- _Set problem_
All lines featuring the string "mañanas" are to be listed.

╭─ Record list

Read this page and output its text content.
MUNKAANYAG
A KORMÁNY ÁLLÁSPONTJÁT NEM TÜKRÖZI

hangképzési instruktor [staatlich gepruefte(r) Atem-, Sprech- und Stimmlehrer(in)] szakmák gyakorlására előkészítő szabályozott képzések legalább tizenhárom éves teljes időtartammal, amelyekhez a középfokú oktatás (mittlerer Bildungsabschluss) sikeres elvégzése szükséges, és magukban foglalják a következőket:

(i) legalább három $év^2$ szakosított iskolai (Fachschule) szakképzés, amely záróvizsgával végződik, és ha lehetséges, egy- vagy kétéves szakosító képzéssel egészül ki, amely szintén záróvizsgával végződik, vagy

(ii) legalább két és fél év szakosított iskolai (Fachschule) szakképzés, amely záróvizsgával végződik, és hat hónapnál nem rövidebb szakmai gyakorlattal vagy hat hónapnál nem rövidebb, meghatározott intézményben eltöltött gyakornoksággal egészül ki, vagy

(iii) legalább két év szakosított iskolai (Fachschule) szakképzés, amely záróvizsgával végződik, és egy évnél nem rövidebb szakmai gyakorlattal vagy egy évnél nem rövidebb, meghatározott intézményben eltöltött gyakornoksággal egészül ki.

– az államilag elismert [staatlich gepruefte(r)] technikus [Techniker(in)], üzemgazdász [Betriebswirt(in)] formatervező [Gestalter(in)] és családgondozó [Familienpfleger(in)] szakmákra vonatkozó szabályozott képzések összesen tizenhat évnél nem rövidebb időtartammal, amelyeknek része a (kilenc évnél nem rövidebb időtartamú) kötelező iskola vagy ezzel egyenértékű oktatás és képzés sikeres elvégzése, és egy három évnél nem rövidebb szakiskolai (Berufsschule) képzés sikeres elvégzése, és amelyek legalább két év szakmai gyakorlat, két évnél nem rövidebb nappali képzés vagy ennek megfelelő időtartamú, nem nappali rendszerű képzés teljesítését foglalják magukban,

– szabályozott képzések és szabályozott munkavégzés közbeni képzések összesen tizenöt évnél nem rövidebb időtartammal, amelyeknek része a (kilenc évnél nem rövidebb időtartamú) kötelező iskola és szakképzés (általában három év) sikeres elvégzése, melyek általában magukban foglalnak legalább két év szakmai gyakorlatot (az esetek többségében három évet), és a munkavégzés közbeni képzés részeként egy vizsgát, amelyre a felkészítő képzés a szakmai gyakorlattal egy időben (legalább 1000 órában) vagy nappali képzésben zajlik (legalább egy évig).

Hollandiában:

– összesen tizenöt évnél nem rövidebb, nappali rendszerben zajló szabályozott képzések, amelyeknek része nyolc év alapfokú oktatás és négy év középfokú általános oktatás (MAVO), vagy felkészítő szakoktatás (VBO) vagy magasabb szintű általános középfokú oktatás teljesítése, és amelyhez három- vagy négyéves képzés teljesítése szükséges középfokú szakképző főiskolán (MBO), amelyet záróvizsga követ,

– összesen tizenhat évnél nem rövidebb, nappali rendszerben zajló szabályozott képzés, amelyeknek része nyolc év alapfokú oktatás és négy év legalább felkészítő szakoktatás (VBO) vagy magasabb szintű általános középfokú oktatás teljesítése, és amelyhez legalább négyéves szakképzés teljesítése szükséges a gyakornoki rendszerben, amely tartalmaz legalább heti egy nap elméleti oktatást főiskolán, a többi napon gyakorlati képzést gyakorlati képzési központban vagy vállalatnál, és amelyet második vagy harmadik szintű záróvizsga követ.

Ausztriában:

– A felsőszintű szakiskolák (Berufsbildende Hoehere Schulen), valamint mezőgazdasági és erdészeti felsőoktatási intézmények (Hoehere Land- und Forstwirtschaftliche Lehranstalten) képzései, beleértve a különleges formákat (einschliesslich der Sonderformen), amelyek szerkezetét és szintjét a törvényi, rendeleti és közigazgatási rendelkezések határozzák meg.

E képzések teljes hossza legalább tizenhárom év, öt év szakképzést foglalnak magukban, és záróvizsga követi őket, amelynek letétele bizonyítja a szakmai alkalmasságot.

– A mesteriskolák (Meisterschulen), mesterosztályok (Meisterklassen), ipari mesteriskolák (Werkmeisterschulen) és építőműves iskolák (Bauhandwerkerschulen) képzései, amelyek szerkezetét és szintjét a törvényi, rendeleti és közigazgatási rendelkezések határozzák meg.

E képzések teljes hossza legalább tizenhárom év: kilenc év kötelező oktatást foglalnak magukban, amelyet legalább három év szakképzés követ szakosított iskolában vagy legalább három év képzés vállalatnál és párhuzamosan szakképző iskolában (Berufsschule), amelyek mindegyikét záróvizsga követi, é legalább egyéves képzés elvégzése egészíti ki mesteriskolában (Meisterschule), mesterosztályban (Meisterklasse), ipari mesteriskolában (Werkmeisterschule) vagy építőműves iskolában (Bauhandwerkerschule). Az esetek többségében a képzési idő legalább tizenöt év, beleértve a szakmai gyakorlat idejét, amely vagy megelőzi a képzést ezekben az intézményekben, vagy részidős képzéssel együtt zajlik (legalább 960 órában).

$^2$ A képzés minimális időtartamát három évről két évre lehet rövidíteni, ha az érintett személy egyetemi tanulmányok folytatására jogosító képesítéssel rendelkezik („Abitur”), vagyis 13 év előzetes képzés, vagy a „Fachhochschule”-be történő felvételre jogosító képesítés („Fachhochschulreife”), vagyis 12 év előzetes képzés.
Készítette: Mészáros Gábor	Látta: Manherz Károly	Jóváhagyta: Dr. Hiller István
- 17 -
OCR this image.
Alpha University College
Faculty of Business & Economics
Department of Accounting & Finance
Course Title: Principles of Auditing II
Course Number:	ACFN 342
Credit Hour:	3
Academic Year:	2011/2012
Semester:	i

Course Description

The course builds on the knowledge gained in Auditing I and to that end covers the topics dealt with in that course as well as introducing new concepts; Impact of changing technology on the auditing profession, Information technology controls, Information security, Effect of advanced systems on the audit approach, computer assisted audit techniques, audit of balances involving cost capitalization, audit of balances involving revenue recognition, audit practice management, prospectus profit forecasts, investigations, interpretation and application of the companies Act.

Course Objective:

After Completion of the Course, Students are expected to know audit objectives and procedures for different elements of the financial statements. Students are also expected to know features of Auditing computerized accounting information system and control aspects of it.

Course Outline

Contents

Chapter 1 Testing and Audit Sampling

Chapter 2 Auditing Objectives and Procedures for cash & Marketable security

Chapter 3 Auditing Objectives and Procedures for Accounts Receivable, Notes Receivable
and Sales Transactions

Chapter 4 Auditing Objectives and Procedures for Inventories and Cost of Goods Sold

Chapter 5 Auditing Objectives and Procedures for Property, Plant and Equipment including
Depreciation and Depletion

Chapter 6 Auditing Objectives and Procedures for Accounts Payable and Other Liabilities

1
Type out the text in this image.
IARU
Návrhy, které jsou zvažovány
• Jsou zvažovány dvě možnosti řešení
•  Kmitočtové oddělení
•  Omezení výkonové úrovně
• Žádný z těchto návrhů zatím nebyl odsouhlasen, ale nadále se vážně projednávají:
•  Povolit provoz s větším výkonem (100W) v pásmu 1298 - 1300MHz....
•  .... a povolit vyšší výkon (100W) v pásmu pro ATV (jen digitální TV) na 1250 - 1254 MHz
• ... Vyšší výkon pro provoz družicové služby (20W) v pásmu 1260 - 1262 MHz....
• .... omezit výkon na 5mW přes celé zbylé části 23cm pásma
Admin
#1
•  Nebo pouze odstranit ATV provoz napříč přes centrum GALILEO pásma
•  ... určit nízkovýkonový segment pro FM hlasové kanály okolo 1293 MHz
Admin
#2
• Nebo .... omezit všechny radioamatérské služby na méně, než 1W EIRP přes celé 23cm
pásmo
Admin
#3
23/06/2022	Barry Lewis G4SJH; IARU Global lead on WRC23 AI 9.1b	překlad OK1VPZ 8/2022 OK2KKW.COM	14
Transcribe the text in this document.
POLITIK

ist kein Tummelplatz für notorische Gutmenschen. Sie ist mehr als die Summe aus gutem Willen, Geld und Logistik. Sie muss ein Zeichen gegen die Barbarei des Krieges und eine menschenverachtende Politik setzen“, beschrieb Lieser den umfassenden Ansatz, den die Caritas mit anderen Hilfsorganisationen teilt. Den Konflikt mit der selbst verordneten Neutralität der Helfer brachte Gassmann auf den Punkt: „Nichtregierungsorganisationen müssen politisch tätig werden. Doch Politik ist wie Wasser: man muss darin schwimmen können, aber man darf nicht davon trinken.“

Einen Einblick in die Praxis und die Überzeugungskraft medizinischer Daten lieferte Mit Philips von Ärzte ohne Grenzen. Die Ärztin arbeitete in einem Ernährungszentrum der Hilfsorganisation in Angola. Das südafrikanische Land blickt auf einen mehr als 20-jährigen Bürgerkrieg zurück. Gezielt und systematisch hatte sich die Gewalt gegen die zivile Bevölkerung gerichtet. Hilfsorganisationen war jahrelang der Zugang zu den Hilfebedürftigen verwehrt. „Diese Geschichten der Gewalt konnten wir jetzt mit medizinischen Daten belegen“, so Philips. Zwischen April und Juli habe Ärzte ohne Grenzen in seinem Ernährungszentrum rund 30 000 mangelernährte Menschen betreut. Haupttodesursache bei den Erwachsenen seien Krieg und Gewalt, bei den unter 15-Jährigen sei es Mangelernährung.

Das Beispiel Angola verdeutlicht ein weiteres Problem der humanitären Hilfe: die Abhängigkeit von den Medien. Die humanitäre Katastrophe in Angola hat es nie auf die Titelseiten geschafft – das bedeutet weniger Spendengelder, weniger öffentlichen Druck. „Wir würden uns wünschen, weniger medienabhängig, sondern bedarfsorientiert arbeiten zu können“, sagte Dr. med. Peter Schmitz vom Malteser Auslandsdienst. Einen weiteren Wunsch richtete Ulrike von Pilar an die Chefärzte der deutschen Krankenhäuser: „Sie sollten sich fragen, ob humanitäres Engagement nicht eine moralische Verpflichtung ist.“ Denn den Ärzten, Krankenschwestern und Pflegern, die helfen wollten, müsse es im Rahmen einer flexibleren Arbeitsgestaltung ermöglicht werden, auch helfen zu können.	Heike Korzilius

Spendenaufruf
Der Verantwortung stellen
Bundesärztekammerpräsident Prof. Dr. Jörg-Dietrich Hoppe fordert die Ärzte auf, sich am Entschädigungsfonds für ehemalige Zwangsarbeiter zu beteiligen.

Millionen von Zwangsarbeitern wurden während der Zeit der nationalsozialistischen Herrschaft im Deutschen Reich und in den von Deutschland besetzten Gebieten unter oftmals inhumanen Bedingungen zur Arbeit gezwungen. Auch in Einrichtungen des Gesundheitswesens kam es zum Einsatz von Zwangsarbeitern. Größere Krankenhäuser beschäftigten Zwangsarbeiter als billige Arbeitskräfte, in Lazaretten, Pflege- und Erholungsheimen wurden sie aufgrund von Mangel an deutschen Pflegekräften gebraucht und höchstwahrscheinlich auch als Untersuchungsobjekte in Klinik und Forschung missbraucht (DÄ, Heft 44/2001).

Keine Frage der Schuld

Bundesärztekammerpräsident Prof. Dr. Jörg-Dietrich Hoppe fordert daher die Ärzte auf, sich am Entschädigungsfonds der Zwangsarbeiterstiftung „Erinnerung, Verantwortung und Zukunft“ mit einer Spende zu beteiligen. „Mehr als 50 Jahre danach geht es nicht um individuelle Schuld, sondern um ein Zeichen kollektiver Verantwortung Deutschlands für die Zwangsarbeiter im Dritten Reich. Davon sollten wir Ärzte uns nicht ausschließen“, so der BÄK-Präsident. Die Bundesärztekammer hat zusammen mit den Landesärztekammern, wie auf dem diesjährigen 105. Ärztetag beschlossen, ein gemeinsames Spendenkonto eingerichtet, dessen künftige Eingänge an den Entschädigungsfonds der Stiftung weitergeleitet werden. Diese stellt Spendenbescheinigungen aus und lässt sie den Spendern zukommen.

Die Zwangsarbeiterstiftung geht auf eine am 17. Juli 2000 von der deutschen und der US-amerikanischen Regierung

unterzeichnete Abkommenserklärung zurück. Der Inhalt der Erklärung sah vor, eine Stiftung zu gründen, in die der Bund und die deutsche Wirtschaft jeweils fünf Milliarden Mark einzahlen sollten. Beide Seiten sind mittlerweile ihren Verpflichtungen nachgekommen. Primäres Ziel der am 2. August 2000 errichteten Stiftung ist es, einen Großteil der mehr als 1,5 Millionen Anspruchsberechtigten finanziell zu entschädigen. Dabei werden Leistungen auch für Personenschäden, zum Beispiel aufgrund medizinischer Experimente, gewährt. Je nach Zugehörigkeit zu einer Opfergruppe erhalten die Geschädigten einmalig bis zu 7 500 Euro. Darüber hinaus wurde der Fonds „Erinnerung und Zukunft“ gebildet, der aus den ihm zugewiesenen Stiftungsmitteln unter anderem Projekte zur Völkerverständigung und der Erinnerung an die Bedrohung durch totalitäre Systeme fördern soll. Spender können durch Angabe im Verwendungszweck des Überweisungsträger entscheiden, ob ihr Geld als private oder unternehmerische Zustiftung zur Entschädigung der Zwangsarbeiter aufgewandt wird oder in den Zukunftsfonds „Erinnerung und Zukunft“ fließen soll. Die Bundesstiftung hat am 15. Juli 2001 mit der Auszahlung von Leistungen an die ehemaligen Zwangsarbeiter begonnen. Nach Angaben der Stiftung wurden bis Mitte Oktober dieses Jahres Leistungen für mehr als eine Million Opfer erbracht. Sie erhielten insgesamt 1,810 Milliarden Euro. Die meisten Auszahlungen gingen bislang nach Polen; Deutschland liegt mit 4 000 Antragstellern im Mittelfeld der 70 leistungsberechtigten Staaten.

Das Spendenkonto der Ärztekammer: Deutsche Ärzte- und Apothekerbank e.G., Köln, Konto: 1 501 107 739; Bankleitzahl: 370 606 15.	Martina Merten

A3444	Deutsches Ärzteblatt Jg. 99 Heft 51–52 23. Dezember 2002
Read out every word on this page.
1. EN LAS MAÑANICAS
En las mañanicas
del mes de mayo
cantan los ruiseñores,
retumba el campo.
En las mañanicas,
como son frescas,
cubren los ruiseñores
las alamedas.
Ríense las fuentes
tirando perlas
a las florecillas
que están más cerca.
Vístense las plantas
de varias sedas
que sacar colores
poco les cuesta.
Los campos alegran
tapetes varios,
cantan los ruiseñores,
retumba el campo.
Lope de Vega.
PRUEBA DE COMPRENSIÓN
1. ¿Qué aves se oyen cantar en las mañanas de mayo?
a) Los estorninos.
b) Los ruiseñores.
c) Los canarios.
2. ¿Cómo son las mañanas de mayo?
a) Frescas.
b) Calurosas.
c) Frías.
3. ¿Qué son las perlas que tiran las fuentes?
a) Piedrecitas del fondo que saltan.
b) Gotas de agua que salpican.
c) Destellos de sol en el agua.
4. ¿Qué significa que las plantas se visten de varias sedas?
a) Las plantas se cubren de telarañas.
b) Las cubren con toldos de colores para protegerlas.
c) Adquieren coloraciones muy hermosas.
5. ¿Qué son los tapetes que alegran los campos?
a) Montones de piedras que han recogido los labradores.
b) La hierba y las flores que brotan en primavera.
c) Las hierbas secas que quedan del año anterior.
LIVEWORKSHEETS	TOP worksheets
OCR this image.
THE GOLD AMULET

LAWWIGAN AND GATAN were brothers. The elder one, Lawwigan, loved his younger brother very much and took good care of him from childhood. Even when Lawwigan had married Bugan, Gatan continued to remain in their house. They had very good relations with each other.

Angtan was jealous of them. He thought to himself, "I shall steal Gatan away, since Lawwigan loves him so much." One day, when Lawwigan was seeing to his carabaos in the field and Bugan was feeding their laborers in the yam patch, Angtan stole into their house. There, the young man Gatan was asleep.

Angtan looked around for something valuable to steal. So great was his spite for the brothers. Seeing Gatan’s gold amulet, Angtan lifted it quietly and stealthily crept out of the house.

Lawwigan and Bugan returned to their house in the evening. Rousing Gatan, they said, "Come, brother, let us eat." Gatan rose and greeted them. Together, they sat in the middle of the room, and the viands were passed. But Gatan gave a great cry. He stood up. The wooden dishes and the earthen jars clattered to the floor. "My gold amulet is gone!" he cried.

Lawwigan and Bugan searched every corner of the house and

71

╰─

- _The response_
1. ¿Qué aves se oyen cantar en las mañanas de mayo?
2. ¿Cómo son las mañanas de mayo?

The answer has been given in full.